[Task prompt]
Search the material for the string "JSON" and copy each line where it occurs.
━━━ Provided entries ━━━
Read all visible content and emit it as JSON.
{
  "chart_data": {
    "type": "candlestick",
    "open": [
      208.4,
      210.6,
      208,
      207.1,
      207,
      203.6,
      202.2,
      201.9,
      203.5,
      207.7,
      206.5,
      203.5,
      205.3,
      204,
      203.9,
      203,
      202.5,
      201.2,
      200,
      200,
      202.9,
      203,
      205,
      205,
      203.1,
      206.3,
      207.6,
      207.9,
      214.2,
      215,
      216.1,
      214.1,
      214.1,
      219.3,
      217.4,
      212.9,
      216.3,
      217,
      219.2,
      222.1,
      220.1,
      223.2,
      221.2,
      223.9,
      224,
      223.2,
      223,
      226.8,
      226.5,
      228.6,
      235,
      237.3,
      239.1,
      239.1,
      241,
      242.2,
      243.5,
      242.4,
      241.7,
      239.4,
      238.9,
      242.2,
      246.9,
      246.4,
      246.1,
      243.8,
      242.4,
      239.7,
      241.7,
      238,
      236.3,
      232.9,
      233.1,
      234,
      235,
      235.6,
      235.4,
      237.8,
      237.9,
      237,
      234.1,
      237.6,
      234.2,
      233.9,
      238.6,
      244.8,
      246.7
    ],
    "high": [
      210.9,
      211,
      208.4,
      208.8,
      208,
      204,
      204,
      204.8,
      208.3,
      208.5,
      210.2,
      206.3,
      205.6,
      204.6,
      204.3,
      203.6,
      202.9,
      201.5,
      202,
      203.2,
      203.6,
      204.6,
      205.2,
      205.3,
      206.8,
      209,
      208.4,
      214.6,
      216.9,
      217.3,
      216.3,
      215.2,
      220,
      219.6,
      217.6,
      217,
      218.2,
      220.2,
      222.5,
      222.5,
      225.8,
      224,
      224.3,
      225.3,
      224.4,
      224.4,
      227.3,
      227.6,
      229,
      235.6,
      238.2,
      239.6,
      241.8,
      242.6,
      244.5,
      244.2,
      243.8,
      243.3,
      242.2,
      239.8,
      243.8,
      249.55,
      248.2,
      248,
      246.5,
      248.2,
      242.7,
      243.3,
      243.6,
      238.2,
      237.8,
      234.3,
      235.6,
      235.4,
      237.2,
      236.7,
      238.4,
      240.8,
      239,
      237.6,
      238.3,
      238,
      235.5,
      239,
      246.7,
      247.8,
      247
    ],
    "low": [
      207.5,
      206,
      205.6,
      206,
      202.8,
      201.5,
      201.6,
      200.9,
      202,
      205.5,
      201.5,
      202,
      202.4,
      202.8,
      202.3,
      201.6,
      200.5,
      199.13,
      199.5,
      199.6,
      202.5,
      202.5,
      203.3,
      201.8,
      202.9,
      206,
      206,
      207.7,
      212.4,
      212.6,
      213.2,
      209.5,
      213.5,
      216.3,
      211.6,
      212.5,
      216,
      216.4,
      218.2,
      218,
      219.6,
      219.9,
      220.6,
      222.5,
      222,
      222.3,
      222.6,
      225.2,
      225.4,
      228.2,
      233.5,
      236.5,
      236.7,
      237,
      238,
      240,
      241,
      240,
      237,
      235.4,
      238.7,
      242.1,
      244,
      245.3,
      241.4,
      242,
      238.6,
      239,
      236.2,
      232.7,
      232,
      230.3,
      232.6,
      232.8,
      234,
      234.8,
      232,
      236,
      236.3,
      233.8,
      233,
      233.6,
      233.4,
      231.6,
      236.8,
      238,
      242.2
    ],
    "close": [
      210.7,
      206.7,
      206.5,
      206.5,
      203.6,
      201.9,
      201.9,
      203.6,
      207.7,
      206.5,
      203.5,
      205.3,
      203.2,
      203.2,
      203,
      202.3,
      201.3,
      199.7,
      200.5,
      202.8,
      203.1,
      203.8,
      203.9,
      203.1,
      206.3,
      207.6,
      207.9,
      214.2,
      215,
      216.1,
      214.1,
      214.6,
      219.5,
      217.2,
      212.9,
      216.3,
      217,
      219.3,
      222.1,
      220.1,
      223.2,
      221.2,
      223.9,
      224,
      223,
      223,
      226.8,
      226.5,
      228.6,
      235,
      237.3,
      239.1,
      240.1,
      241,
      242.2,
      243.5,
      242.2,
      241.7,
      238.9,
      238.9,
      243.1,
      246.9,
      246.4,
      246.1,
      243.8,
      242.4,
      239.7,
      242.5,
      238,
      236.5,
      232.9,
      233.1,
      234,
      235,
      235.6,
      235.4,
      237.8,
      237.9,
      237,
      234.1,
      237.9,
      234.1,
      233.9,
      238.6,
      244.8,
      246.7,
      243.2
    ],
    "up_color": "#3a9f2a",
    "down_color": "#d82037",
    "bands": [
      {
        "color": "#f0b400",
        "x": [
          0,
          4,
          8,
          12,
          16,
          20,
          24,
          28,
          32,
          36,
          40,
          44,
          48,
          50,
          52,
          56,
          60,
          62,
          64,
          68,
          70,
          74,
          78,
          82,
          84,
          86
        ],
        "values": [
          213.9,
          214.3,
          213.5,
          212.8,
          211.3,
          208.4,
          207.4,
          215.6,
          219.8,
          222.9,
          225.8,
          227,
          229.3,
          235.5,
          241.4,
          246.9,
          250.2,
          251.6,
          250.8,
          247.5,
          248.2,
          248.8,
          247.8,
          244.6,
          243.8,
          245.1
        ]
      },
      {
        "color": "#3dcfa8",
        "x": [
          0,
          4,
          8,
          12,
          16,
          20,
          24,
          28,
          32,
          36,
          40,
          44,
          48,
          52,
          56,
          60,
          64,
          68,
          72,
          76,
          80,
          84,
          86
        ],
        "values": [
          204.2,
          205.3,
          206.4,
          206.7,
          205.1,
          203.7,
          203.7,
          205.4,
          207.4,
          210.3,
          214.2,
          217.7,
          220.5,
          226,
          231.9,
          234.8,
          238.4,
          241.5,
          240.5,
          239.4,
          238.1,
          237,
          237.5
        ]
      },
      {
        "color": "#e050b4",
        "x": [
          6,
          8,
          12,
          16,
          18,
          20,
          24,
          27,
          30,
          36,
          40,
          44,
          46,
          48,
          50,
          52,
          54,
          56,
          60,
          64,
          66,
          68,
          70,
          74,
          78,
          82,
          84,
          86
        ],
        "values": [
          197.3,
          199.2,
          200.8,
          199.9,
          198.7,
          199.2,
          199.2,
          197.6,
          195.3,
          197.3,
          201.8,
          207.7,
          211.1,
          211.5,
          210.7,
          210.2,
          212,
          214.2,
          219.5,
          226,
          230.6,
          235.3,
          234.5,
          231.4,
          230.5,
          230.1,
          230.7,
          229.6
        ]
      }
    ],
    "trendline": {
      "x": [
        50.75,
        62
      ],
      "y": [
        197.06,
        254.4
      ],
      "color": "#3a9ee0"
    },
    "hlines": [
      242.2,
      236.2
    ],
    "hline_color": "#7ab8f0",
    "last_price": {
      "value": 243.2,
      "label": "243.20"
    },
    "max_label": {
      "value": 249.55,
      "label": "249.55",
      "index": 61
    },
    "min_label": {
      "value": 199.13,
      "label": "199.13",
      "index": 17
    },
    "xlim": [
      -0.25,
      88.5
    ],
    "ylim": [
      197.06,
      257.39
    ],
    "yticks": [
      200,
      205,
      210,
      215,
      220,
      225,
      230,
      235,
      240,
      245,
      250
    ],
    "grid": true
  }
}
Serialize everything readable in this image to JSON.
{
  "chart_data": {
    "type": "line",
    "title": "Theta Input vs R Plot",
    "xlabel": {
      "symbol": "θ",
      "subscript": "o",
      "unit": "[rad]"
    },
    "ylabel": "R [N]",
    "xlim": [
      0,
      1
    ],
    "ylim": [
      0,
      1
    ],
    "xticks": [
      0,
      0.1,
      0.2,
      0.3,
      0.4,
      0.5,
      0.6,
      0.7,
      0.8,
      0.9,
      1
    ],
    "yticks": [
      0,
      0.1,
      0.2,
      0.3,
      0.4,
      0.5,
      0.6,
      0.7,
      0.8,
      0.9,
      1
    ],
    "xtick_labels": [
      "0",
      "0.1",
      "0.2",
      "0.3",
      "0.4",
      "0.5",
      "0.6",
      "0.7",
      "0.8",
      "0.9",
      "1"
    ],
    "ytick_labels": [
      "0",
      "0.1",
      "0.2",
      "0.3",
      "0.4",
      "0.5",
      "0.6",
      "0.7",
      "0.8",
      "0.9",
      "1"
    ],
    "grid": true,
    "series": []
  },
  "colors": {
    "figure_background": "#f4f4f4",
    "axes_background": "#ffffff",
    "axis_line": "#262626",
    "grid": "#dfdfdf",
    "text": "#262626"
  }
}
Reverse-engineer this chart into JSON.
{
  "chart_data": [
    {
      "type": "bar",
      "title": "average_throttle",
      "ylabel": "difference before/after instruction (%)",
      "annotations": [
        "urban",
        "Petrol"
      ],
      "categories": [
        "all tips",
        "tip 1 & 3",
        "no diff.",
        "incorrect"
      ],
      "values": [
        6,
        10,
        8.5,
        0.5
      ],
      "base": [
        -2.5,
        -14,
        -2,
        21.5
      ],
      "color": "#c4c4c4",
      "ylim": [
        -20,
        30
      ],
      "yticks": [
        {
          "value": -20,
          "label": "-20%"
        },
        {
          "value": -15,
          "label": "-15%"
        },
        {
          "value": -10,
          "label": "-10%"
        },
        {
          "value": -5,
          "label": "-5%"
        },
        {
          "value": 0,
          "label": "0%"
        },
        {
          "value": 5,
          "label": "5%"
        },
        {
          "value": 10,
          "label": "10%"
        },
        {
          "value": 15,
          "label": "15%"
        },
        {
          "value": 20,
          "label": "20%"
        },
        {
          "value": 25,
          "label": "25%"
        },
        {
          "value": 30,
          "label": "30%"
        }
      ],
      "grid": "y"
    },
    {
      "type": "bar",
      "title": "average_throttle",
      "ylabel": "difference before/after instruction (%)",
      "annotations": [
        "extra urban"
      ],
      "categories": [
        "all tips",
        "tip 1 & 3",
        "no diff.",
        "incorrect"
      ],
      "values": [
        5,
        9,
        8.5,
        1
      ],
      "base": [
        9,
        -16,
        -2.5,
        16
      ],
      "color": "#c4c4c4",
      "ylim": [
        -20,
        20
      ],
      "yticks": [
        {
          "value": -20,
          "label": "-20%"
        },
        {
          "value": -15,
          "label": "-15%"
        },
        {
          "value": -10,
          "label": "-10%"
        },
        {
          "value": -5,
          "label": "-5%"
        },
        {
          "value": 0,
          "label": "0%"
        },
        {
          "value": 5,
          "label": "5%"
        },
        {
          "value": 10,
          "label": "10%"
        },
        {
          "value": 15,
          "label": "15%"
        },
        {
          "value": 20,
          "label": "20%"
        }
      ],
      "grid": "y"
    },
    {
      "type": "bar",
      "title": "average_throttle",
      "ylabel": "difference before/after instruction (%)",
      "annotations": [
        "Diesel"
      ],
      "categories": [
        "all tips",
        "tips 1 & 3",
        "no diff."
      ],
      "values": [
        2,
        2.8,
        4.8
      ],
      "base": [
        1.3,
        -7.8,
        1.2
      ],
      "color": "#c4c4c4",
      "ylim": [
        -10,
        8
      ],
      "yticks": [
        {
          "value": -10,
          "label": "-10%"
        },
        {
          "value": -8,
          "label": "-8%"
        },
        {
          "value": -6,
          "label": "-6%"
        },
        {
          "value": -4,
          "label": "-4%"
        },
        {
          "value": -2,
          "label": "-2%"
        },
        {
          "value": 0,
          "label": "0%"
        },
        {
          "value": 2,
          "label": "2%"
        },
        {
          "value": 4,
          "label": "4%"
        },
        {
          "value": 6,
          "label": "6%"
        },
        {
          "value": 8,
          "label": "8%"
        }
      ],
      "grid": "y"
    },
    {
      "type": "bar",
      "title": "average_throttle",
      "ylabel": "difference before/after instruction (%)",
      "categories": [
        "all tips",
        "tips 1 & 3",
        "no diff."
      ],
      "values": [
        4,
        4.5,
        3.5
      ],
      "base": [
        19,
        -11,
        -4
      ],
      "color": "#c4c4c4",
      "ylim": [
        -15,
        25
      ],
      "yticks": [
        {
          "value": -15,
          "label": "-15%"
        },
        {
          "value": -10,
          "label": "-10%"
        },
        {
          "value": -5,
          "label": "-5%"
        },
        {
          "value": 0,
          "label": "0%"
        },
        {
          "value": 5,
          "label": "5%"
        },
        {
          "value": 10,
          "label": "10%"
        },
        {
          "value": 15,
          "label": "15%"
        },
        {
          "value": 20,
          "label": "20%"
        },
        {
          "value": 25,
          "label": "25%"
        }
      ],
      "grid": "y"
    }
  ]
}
━━━
[Task solution]
Read all visible content and emit it as JSON.
Serialize everything readable in this image to JSON.
Reverse-engineer this chart into JSON.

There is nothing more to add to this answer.